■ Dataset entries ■
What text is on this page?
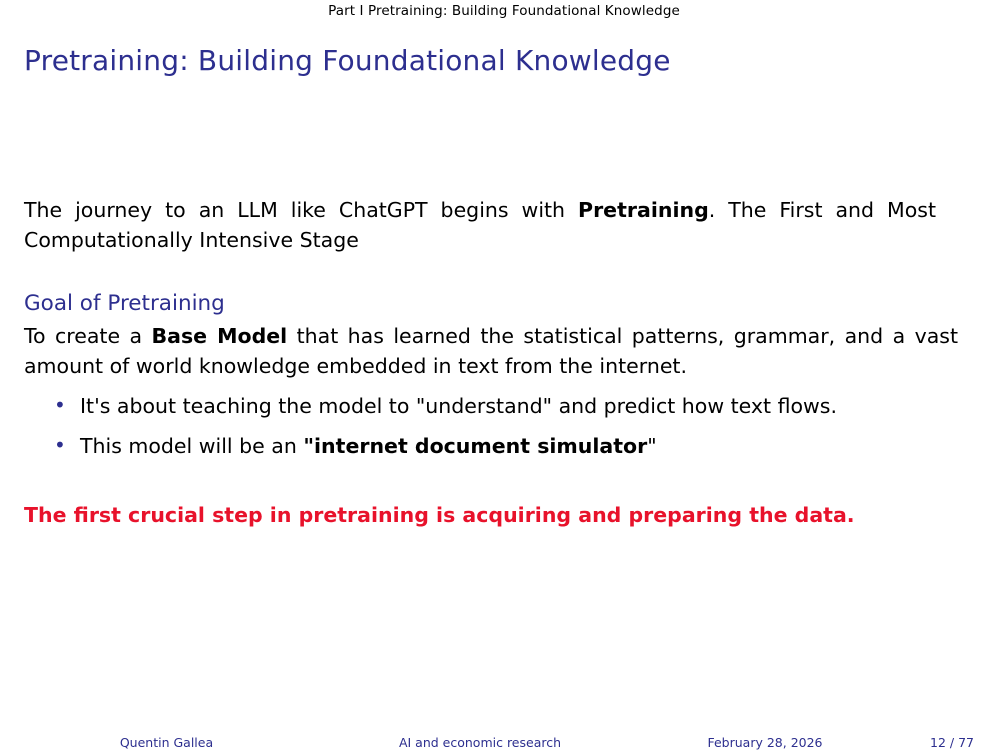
Part I Pretraining: Building Foundational Knowledge
Pretraining: Building Foundational Knowledge

The journey to an LLM like ChatGPT begins with Pretraining. The First and Most Computationally Intensive Stage

Goal of Pretraining

To create a Base Model that has learned the statistical patterns, grammar, and a vast amount of world knowledge embedded in text from the internet.

• It's about teaching the model to "understand" and predict how text flows.
• This model will be an "internet document simulator"

The first crucial step in pretraining is acquiring and preparing the data.

Quentin Gallea	AI and economic research	February 28, 2026	12 / 77
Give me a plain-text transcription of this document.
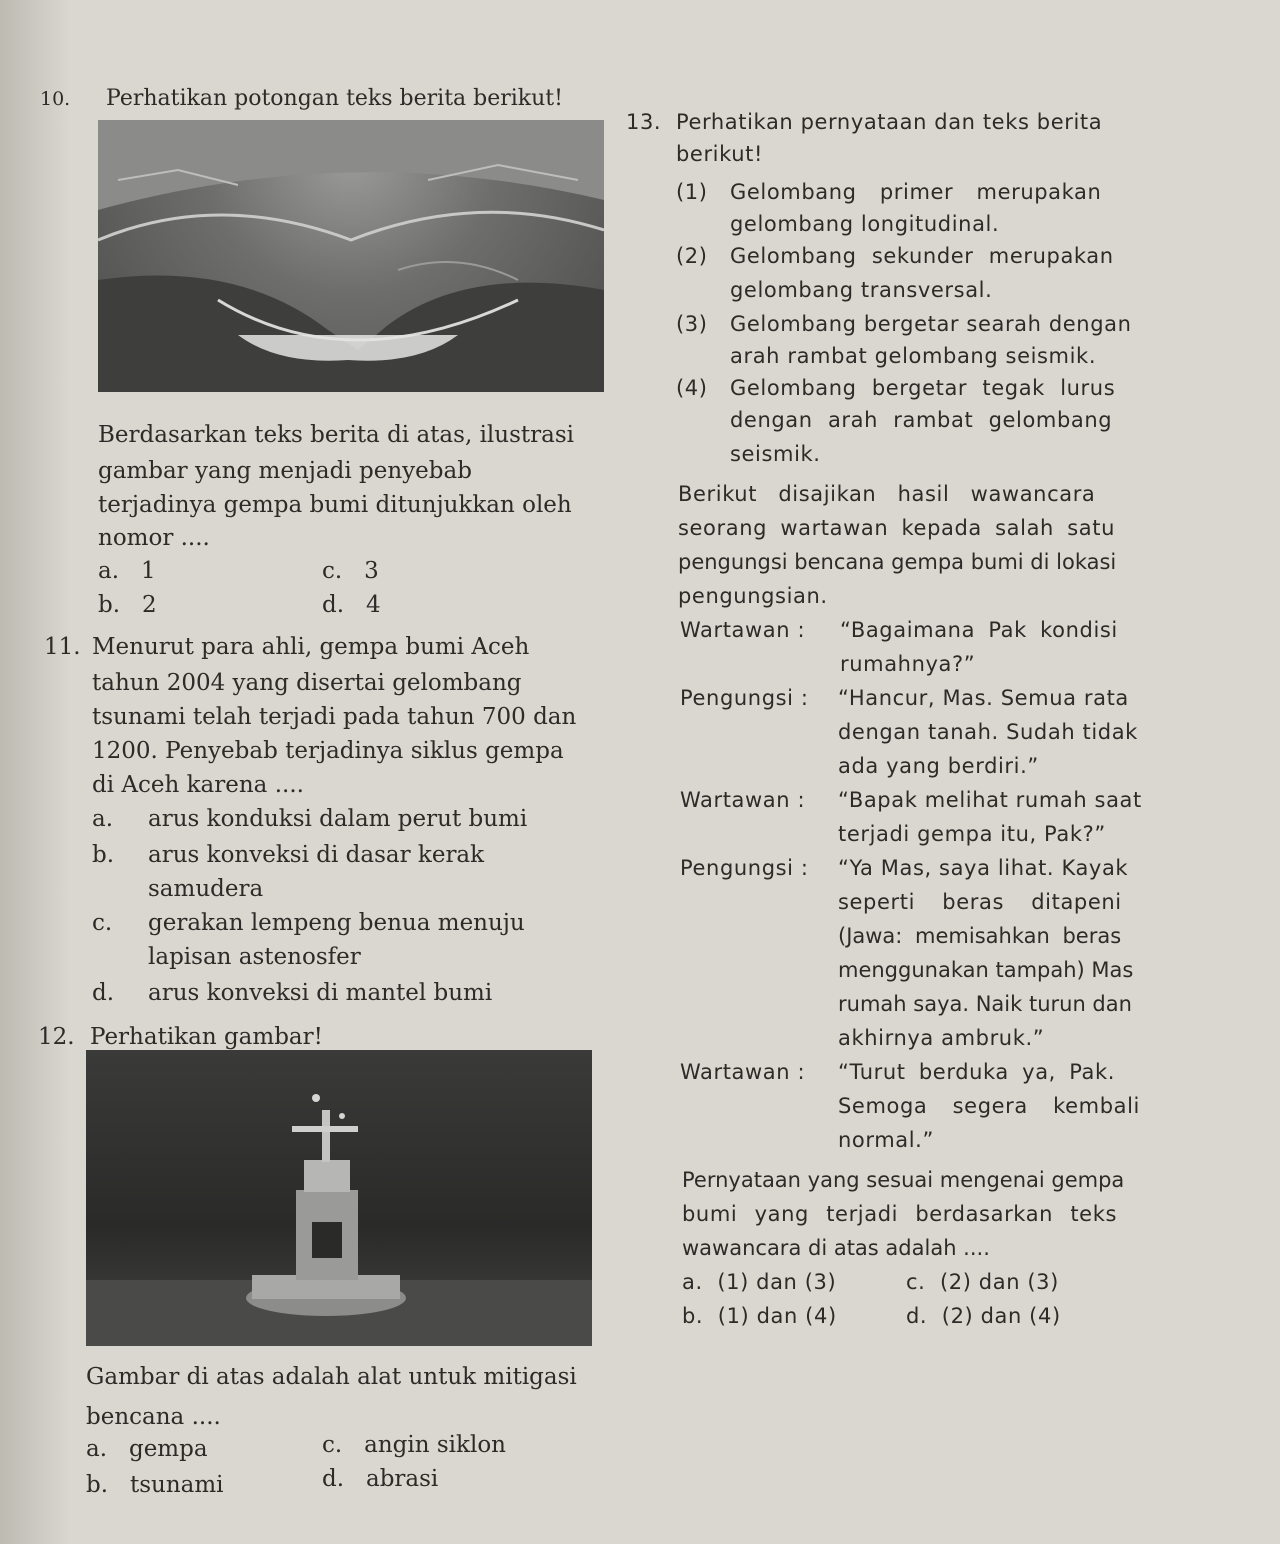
10. Perhatikan potongan teks berita berikut!
Berdasarkan teks berita di atas, ilustrasi
gambar yang menjadi penyebab
terjadinya gempa bumi ditunjukkan oleh
nomor ....
a. 1
b. 2
c. 3
d. 4
11. Menurut para ahli, gempa bumi Aceh
tahun 2004 yang disertai gelombang
tsunami telah terjadi pada tahun 700 dan
1200. Penyebab terjadinya siklus gempa
di Aceh karena ....
a. arus konduksi dalam perut bumi
b. arus konveksi di dasar kerak
samudera
c. gerakan lempeng benua menuju
lapisan astenosfer
d. arus konveksi di mantel bumi
12. Perhatikan gambar!
Gambar di atas adalah alat untuk mitigasi
bencana ....
a. gempa
b. tsunami
c. angin siklon
d. abrasi
13. Perhatikan pernyataan dan teks berita
berikut!
(1) Gelombang primer merupakan
gelombang longitudinal.
(2) Gelombang sekunder merupakan
gelombang transversal.
(3) Gelombang bergetar searah dengan
arah rambat gelombang seismik.
(4) Gelombang bergetar tegak lurus
dengan arah rambat gelombang
seismik.
Berikut disajikan hasil wawancara
seorang wartawan kepada salah satu
pengungsi bencana gempa bumi di lokasi
pengungsian.
Wartawan : “Bagaimana Pak kondisi
rumahnya?”
Pengungsi : “Hancur, Mas. Semua rata
dengan tanah. Sudah tidak
ada yang berdiri.”
Wartawan : “Bapak melihat rumah saat
terjadi gempa itu, Pak?”
Pengungsi : “Ya Mas, saya lihat. Kayak
seperti beras ditapeni
(Jawa: memisahkan beras
menggunakan tampah) Mas
rumah saya. Naik turun dan
akhirnya ambruk.”
Wartawan : “Turut berduka ya, Pak.
Semoga segera kembali
normal.”
Pernyataan yang sesuai mengenai gempa
bumi yang terjadi berdasarkan teks
wawancara di atas adalah ....
a. (1) dan (3)
b. (1) dan (4)
c. (2) dan (3)
d. (2) dan (4)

■ THE EXERCISE ■
Pick out, from the lines above, every one that contains the string "wawancara".

■ ANSWER TO THIS TASK ■
Berikut disajikan hasil wawancara
wawancara di atas adalah ....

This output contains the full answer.